## Requirements
Below are some records; work out how many of their lines contain "text" and give the number only.

Records from a data collection:
-- begin --

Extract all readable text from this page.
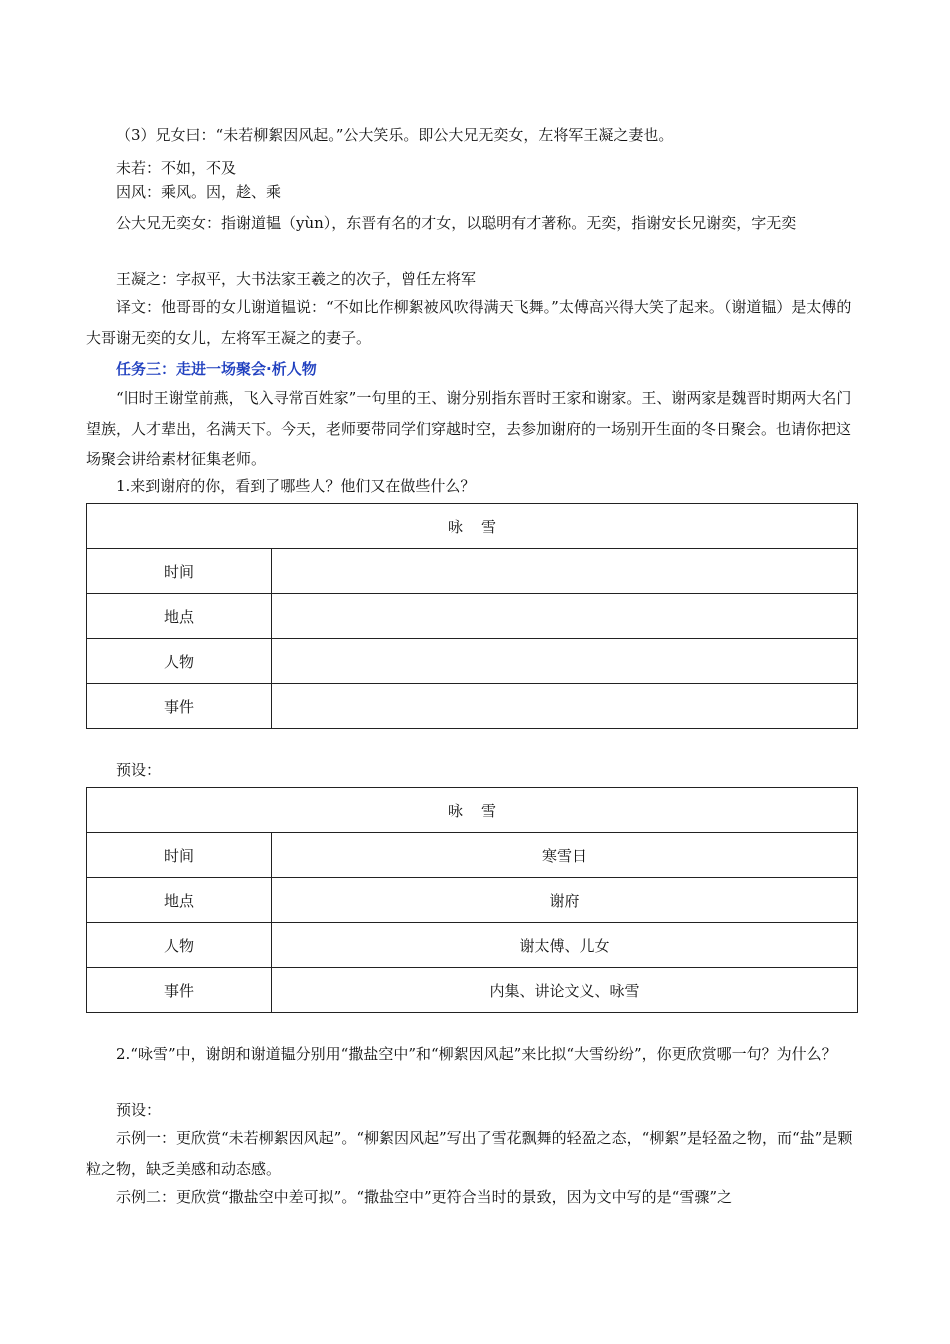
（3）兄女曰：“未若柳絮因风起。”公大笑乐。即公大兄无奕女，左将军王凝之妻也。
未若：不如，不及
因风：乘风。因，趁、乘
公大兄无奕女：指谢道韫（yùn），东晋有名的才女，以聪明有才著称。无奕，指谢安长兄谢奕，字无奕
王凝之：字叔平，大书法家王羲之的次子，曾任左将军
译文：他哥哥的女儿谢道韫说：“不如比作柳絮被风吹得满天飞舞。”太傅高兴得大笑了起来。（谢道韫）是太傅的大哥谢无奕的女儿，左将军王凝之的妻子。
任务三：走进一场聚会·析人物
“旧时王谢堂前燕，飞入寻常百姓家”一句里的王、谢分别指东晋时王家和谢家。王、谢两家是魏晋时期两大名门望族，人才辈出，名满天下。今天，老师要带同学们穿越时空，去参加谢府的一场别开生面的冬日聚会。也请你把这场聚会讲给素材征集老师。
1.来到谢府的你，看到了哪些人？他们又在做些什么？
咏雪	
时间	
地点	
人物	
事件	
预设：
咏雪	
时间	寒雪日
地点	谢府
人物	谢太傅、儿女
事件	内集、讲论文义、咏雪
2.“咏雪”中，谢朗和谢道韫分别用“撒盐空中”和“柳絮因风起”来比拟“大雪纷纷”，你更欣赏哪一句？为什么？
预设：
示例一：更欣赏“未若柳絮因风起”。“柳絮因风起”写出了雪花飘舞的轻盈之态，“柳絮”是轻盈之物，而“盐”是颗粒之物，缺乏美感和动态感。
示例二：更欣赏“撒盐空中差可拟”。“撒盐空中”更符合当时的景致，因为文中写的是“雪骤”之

-- end --
-- begin --

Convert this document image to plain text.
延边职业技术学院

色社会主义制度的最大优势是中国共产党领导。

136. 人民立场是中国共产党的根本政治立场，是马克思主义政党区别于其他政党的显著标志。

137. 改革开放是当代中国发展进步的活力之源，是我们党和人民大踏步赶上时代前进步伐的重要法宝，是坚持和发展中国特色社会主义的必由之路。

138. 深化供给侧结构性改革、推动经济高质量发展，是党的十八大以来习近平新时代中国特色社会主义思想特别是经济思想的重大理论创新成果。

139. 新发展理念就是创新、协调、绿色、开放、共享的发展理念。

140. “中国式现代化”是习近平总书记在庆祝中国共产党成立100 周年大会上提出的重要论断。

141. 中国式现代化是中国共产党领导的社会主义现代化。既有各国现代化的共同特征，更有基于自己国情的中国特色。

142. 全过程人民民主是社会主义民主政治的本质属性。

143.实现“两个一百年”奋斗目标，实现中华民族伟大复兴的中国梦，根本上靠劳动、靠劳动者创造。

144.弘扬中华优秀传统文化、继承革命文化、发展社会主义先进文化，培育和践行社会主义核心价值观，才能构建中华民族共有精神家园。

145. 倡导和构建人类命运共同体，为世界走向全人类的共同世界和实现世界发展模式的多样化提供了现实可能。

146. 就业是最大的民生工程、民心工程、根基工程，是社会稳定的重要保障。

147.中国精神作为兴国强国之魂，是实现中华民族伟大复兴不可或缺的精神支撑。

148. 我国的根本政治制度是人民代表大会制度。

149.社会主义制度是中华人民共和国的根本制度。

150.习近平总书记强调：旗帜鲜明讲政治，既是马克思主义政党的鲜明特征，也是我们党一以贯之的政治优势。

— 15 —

-- end --

## Solution
2